» OBJETIVO DE LA TAREA: Copia de nuevo el fragmento del texto sobre el sensor de agua subterránea que va entre "Este avance subraya" y "gestión del agua.", ambos incluidos, y cambia "catalizador" por "impulsor".

» TEXTO EXTRAÍDO:

La Universidad de Purdue ha presentado un innovador sensor de flujo de agua subterránea impreso en 3D, de código abierto, que promete transformar la forma en que el Servicio Geológico de Estados Unidos (USGS) monitorea los recursos hídricos vitales. Este dispositivo, desarrollado por investigadores de Purdue y el Dr. Jacob Hosen, profesor asistente de internet de las cosas y análisis ecológicos, representa una alternativa de bajo costo a los costosos equipos comerciales existentes. Mientras que el USGS posee solo un número limitado de estos sensores especializados, la solución de Purdue puede ensamblarse por unos pocos cientos de dólares por unidad, una fracción del costo de la tecnología actual, democratizando el acceso a datos hidrológicos cruciales.

El sensor patentado está diseñado para ser desplegado en pozos de monitoreo, operando de forma continua durante meses o incluso años. Su función principal es reportar el movimiento del agua bajo la superficie, una información vital para comprender los acuíferos, predecir sequías e inundaciones, y gestionar de manera efectiva los recursos hídricos. La clave de su funcionamiento reside en la inferencia del movimiento del agua subterránea a partir de cambios de temperatura. Las placas de circuito integradas en el sensor llevan matrices de sensores de temperatura que no solo detectan la velocidad, sino también la dirección del flujo de agua a través del suelo.

La manufactura aditiva juega un papel crucial en este proyecto. La carcasa del sensor es completamente impresa en 3D, lo que permite al equipo de Purdue diseñar, imprimir e iterar rápidamente en el laboratorio. Esta agilidad en el prototipado reduce los tiempos de desarrollo de semanas o meses a solo horas, eliminando la dependencia de fabricantes externos. Un desafío técnico importante fue diseñar una carcasa que no perturbara el flujo natural del agua. El equipo ha logrado imprimir texturas que recrean el entorno del suelo, garantizando que el agua fluya a través del sensor de la misma manera que lo hace en el subsuelo, lo que asegura mediciones precisas y fiables.

La durabilidad ha sido un punto fuerte en las pruebas iniciales. Los sensores han funcionado de forma ininterrumpida bajo el agua durante siete a ocho meses sin fallos, una señal prometedora de su robustez para despliegues a largo plazo. Además, la decisión de Purdue de hacer el hardware de código abierto es un movimiento estratégico para un mercado históricamente cerrado. Esto no solo fomenta la colaboración y la mejora continua por parte de la comunidad científica global, sino que también facilita la adopción de esta tecnología en regiones con presupuestos limitados, ampliando significativamente el alcance y el impacto de la investigación hidrológica.

Este avance subraya cómo la impresión 3D no solo es una herramienta para la manufactura de prototipos industriales, sino también un catalizador para la innovación científica y la creación de instrumentos de bajo costo que pueden abordar desafíos ambientales y de recursos a escala global. La financiación del USGS Next Generation Water Observing System destaca la importancia estratégica de estas herramientas para el futuro de la observación y gestión del agua.

» ENTRADAS DEL LISTADO:
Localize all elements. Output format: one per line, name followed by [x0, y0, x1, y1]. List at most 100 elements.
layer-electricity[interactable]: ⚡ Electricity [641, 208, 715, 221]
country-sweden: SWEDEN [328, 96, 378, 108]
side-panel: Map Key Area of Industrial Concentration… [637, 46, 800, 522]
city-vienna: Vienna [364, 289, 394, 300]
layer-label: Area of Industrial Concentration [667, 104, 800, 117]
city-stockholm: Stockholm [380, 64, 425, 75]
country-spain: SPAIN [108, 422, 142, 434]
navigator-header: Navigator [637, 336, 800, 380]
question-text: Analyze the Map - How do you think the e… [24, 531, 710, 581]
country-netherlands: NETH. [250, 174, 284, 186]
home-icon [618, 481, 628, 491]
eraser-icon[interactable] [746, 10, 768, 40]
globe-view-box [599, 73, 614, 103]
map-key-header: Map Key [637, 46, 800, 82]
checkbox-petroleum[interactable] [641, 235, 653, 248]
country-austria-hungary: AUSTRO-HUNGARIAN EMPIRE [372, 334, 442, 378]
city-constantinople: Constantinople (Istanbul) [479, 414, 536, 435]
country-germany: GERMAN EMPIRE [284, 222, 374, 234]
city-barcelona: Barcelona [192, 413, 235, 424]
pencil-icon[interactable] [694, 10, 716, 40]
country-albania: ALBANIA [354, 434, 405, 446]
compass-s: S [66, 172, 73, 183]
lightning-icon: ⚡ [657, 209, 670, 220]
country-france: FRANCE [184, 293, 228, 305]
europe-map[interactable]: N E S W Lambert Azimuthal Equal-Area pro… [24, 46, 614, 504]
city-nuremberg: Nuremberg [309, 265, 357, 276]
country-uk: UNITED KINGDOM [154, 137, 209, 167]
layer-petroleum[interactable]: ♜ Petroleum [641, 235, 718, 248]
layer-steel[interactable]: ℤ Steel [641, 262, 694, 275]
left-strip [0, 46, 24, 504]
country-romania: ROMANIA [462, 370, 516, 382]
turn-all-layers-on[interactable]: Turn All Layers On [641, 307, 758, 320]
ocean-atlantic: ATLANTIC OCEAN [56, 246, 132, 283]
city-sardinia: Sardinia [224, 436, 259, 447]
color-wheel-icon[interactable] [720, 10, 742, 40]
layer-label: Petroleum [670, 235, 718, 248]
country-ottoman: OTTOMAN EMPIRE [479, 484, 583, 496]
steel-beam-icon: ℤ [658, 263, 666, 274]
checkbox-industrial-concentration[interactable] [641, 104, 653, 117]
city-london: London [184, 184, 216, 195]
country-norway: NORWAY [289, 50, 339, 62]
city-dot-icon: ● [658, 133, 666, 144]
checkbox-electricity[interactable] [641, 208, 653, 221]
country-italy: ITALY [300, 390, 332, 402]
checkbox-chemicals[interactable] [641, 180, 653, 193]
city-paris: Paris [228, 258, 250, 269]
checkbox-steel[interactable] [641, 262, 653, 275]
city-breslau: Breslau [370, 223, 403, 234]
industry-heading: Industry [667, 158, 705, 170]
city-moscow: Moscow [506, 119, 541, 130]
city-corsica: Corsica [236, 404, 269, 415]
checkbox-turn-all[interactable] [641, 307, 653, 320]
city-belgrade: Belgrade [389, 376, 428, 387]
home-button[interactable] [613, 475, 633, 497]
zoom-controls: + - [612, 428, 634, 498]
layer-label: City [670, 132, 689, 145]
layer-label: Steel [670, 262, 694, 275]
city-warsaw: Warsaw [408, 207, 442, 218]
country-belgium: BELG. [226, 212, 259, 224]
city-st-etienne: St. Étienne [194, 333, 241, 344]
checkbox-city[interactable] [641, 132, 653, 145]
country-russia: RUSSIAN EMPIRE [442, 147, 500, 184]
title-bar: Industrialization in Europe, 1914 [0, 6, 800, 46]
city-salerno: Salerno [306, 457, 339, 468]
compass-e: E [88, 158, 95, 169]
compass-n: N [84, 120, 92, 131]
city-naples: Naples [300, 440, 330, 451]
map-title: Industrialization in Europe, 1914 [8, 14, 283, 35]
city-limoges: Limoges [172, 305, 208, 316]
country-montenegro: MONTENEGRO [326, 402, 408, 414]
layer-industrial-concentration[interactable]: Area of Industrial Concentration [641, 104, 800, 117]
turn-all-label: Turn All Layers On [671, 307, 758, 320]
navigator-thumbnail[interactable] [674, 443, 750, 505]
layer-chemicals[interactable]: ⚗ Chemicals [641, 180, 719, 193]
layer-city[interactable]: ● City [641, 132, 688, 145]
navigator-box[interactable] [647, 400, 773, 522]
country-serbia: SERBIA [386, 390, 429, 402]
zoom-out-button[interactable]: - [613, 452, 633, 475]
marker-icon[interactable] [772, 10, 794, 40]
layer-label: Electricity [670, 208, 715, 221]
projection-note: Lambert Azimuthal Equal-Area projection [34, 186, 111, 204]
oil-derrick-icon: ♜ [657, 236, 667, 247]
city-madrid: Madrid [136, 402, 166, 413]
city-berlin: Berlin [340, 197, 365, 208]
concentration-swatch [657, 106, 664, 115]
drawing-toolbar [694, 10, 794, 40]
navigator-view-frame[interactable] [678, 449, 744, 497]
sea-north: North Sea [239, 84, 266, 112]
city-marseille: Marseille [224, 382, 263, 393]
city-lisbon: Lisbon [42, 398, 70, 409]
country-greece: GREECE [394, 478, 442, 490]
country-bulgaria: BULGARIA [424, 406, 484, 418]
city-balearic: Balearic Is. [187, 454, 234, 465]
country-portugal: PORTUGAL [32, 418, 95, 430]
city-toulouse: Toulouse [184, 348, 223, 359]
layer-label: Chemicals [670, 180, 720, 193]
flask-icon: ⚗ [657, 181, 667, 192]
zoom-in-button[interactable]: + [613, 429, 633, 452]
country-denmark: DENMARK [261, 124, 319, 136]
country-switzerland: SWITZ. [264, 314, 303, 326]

» RESULTADO DE LA TAREA:
Este avance subraya cómo la impresión 3D no solo es una herramienta para la manufactura de prototipos industriales, sino también un impulsor para la innovación científica y la creación de instrumentos de bajo costo que pueden abordar desafíos ambientales y de recursos a escala global. La financiación del USGS Next Generation Water Observing System destaca la importancia estratégica de estas herramientas para el futuro de la observación y gestión del agua.